◆ **GIVEN REQUEST**:
Count every line where "with" shows up, and give that number only.
==================================================
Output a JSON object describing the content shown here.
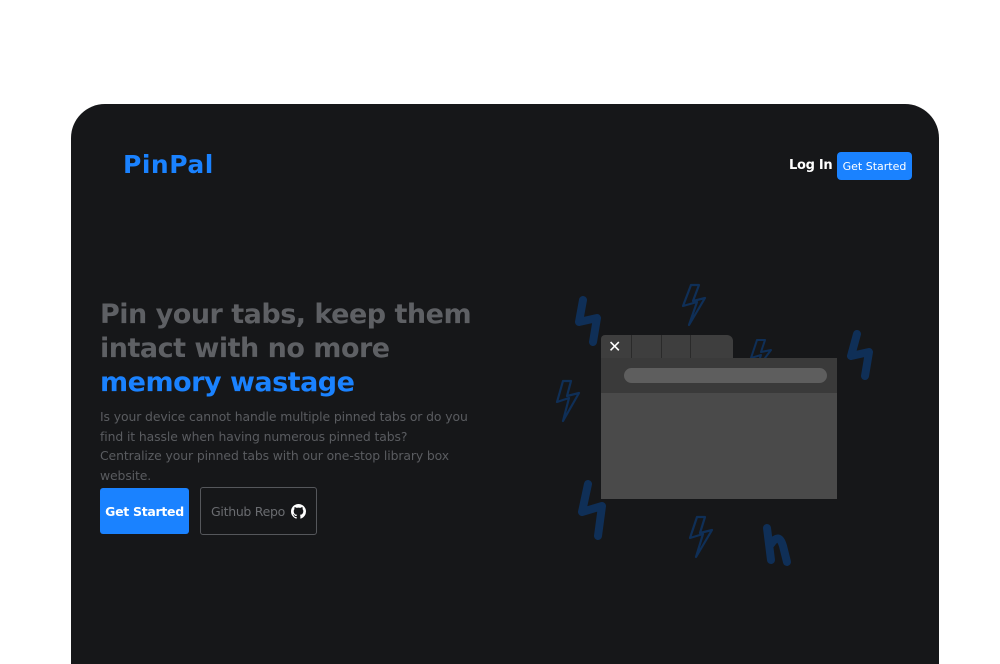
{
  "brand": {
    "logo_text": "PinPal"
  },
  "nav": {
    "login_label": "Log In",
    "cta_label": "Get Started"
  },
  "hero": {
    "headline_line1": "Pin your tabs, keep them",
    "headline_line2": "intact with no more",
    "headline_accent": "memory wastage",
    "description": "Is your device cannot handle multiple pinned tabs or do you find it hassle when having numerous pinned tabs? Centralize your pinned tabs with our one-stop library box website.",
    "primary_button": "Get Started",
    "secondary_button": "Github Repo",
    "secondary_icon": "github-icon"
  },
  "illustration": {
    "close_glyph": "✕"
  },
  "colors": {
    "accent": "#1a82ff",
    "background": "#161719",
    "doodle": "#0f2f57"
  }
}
==================================================
◆ **EXERCISE ANSWER**:
2